Request:
Set out every line bearing the string "left".
[Start]
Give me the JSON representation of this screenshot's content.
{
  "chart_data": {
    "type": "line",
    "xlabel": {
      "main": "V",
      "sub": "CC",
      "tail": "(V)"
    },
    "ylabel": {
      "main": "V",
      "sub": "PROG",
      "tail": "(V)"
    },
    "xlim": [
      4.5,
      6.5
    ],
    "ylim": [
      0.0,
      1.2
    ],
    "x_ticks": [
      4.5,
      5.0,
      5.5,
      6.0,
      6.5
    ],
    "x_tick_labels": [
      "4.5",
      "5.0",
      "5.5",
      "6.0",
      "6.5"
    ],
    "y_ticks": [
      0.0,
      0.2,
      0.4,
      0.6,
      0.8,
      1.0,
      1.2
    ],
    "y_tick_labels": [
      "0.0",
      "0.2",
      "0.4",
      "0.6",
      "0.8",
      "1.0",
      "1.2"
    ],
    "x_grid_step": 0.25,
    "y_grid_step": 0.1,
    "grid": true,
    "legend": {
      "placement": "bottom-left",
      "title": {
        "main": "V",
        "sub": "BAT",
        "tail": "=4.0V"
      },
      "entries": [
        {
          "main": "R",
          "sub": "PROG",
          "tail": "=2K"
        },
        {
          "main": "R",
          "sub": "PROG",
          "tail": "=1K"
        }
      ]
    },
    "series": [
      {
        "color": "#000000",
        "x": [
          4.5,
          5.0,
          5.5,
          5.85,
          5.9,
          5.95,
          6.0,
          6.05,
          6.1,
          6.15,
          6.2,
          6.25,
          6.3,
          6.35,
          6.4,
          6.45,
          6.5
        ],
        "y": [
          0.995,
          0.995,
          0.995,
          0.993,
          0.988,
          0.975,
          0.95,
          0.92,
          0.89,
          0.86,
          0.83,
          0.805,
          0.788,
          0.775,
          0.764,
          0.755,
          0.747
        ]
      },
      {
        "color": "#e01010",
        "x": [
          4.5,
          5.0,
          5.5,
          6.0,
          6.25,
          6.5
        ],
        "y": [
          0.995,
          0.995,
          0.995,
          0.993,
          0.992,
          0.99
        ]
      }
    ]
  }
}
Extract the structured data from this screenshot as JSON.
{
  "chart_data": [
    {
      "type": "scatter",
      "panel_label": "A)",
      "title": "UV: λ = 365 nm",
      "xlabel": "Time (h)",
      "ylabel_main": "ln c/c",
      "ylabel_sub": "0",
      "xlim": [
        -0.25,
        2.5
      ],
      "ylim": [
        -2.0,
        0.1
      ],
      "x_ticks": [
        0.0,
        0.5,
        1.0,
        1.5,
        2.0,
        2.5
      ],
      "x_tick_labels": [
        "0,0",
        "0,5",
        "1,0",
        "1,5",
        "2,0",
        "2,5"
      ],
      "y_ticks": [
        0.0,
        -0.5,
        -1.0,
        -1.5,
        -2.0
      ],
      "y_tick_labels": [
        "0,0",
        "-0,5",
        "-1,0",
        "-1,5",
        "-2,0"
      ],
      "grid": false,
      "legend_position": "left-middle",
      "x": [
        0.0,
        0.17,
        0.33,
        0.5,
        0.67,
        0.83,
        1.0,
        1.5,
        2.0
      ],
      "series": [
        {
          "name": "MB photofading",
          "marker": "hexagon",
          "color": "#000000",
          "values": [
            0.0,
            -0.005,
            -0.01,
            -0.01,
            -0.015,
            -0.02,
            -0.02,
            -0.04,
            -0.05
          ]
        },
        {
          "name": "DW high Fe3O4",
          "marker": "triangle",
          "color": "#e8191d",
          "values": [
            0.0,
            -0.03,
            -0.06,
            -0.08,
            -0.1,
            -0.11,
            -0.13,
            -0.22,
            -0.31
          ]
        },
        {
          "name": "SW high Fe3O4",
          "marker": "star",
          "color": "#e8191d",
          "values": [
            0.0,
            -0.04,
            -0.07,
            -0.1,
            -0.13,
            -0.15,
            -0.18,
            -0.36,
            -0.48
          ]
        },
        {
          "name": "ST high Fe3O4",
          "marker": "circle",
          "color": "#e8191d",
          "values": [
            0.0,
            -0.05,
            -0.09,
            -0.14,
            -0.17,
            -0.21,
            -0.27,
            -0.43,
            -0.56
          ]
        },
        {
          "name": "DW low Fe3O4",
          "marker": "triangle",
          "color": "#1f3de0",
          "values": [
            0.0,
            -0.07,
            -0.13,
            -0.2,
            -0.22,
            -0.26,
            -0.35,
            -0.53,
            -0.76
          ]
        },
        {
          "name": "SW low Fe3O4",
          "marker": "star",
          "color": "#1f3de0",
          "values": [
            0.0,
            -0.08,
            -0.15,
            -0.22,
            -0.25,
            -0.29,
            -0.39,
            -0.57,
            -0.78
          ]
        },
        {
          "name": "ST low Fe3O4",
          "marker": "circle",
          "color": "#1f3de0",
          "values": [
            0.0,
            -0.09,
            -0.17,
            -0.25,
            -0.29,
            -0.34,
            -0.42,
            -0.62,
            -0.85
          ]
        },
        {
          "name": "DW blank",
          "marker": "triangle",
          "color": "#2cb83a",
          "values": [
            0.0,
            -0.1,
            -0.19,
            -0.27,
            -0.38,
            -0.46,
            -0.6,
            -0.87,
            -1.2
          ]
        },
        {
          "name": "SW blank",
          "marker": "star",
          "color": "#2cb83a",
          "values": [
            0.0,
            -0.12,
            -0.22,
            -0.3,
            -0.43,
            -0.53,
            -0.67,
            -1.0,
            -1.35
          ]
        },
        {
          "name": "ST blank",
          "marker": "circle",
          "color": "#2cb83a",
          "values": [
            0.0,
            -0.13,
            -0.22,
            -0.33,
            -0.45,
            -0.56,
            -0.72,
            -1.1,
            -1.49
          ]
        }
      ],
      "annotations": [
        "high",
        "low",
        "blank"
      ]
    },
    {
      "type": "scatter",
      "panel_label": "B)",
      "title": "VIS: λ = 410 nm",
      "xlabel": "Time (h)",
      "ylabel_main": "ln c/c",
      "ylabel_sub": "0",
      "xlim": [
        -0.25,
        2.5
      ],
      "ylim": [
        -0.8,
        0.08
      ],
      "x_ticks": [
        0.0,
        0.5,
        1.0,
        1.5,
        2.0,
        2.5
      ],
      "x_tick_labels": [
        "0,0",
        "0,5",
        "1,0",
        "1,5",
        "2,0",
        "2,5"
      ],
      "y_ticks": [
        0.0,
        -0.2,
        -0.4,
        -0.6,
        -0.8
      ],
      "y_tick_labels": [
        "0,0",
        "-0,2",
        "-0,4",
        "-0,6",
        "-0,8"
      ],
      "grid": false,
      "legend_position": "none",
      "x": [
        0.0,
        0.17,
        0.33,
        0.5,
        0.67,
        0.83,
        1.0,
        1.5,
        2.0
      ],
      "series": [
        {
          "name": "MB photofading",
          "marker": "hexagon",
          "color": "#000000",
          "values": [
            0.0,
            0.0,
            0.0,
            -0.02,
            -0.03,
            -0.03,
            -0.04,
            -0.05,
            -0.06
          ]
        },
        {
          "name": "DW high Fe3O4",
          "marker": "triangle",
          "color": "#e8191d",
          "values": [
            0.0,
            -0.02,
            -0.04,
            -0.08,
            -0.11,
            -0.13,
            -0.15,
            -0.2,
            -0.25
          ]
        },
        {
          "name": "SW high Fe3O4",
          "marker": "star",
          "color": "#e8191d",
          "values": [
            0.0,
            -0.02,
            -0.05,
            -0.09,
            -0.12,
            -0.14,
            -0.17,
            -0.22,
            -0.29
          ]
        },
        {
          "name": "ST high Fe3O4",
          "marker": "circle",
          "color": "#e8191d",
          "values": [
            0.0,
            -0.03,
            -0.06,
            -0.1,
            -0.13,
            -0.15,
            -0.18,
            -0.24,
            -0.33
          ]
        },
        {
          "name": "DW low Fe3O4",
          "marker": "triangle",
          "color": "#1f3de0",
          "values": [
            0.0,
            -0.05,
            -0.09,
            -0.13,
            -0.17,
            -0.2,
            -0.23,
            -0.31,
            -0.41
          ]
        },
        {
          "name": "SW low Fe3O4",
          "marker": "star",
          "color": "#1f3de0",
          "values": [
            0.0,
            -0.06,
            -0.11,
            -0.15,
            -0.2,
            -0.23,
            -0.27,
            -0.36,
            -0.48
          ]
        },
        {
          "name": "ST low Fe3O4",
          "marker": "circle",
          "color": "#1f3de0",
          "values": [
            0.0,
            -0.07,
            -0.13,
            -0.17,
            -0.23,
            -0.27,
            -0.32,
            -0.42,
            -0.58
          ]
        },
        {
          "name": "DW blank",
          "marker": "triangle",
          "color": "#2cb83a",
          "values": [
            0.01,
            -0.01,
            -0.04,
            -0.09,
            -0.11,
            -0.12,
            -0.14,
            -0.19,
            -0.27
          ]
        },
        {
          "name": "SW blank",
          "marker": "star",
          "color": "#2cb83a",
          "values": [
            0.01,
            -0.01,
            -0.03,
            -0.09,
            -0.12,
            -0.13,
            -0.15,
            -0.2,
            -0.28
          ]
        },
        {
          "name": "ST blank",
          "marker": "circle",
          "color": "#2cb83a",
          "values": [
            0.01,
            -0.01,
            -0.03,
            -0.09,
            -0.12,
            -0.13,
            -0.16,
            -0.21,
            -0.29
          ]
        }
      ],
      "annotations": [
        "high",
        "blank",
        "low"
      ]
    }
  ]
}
[End]
Task response:
      "placement": "bottom-left",
      "legend_position": "left-middle",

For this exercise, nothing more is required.